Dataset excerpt
━━━━

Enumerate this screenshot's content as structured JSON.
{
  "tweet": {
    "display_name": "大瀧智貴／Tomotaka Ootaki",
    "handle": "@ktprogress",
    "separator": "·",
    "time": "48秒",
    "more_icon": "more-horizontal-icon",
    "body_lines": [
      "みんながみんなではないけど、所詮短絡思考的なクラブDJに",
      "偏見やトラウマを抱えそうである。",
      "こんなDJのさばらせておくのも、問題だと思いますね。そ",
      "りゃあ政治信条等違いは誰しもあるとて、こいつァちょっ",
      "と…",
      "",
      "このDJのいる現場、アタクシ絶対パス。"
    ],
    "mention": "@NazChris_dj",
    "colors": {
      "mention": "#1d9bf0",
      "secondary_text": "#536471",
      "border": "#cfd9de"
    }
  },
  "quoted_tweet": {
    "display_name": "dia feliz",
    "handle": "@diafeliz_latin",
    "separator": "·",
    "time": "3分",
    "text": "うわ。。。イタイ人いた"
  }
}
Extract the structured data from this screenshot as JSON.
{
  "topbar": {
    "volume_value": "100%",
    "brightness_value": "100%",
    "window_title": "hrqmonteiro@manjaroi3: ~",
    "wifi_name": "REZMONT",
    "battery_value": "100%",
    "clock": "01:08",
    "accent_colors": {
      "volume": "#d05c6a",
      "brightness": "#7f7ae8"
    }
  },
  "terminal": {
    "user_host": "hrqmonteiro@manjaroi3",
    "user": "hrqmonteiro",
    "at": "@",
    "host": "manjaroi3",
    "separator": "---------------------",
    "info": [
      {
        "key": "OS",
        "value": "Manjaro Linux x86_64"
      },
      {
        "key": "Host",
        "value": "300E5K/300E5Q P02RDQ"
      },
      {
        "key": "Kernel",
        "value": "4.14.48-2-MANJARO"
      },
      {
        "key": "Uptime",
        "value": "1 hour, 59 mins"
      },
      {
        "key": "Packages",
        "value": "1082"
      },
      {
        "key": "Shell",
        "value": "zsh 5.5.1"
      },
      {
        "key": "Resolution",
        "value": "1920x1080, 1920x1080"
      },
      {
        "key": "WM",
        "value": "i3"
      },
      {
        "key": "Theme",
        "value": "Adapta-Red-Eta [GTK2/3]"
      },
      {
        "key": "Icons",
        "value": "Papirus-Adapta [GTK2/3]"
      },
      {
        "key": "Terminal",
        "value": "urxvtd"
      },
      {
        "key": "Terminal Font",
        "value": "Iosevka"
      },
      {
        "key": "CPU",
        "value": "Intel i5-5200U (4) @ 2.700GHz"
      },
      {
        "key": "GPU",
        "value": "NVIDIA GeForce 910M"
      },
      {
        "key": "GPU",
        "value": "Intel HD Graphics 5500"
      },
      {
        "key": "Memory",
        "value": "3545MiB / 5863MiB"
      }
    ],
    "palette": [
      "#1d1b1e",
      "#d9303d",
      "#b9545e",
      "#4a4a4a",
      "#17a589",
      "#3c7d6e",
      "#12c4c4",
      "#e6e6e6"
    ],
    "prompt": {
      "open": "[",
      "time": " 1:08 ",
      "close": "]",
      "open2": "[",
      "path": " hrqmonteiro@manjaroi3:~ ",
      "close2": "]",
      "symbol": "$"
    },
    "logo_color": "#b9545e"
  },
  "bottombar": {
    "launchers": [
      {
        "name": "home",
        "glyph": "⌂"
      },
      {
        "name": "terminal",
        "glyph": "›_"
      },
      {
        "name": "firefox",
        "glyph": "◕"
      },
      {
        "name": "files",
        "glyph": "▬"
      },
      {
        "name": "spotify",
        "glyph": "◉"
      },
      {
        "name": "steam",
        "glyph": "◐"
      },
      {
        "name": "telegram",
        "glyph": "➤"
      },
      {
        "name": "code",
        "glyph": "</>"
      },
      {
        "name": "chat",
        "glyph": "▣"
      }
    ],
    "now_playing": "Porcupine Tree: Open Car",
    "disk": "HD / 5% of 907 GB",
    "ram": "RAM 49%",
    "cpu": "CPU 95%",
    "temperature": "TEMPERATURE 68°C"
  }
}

━━━━

Aim of the exercise
Retype all of the data shown above, word for word.

Task answer
Enumerate this screenshot's content as structured JSON.
{
  "tweet": {
    "display_name": "大瀧智貴／Tomotaka Ootaki",
    "handle": "@ktprogress",
    "separator": "·",
    "time": "48秒",
    "more_icon": "more-horizontal-icon",
    "body_lines": [
      "みんながみんなではないけど、所詮短絡思考的なクラブDJに",
      "偏見やトラウマを抱えそうである。",
      "こんなDJのさばらせておくのも、問題だと思いますね。そ",
      "りゃあ政治信条等違いは誰しもあるとて、こいつァちょっ",
      "と…",
      "",
      "このDJのいる現場、アタクシ絶対パス。"
    ],
    "mention": "@NazChris_dj",
    "colors": {
      "mention": "#1d9bf0",
      "secondary_text": "#536471",
      "border": "#cfd9de"
    }
  },
  "quoted_tweet": {
    "display_name": "dia feliz",
    "handle": "@diafeliz_latin",
    "separator": "·",
    "time": "3分",
    "text": "うわ。。。イタイ人いた"
  }
}
Extract the structured data from this screenshot as JSON.
{
  "topbar": {
    "volume_value": "100%",
    "brightness_value": "100%",
    "window_title": "hrqmonteiro@manjaroi3: ~",
    "wifi_name": "REZMONT",
    "battery_value": "100%",
    "clock": "01:08",
    "accent_colors": {
      "volume": "#d05c6a",
      "brightness": "#7f7ae8"
    }
  },
  "terminal": {
    "user_host": "hrqmonteiro@manjaroi3",
    "user": "hrqmonteiro",
    "at": "@",
    "host": "manjaroi3",
    "separator": "---------------------",
    "info": [
      {
        "key": "OS",
        "value": "Manjaro Linux x86_64"
      },
      {
        "key": "Host",
        "value": "300E5K/300E5Q P02RDQ"
      },
      {
        "key": "Kernel",
        "value": "4.14.48-2-MANJARO"
      },
      {
        "key": "Uptime",
        "value": "1 hour, 59 mins"
      },
      {
        "key": "Packages",
        "value": "1082"
      },
      {
        "key": "Shell",
        "value": "zsh 5.5.1"
      },
      {
        "key": "Resolution",
        "value": "1920x1080, 1920x1080"
      },
      {
        "key": "WM",
        "value": "i3"
      },
      {
        "key": "Theme",
        "value": "Adapta-Red-Eta [GTK2/3]"
      },
      {
        "key": "Icons",
        "value": "Papirus-Adapta [GTK2/3]"
      },
      {
        "key": "Terminal",
        "value": "urxvtd"
      },
      {
        "key": "Terminal Font",
        "value": "Iosevka"
      },
      {
        "key": "CPU",
        "value": "Intel i5-5200U (4) @ 2.700GHz"
      },
      {
        "key": "GPU",
        "value": "NVIDIA GeForce 910M"
      },
      {
        "key": "GPU",
        "value": "Intel HD Graphics 5500"
      },
      {
        "key": "Memory",
        "value": "3545MiB / 5863MiB"
      }
    ],
    "palette": [
      "#1d1b1e",
      "#d9303d",
      "#b9545e",
      "#4a4a4a",
      "#17a589",
      "#3c7d6e",
      "#12c4c4",
      "#e6e6e6"
    ],
    "prompt": {
      "open": "[",
      "time": " 1:08 ",
      "close": "]",
      "open2": "[",
      "path": " hrqmonteiro@manjaroi3:~ ",
      "close2": "]",
      "symbol": "$"
    },
    "logo_color": "#b9545e"
  },
  "bottombar": {
    "launchers": [
      {
        "name": "home",
        "glyph": "⌂"
      },
      {
        "name": "terminal",
        "glyph": "›_"
      },
      {
        "name": "firefox",
        "glyph": "◕"
      },
      {
        "name": "files",
        "glyph": "▬"
      },
      {
        "name": "spotify",
        "glyph": "◉"
      },
      {
        "name": "steam",
        "glyph": "◐"
      },
      {
        "name": "telegram",
        "glyph": "➤"
      },
      {
        "name": "code",
        "glyph": "</>"
      },
      {
        "name": "chat",
        "glyph": "▣"
      }
    ],
    "now_playing": "Porcupine Tree: Open Car",
    "disk": "HD / 5% of 907 GB",
    "ram": "RAM 49%",
    "cpu": "CPU 95%",
    "temperature": "TEMPERATURE 68°C"
  }
}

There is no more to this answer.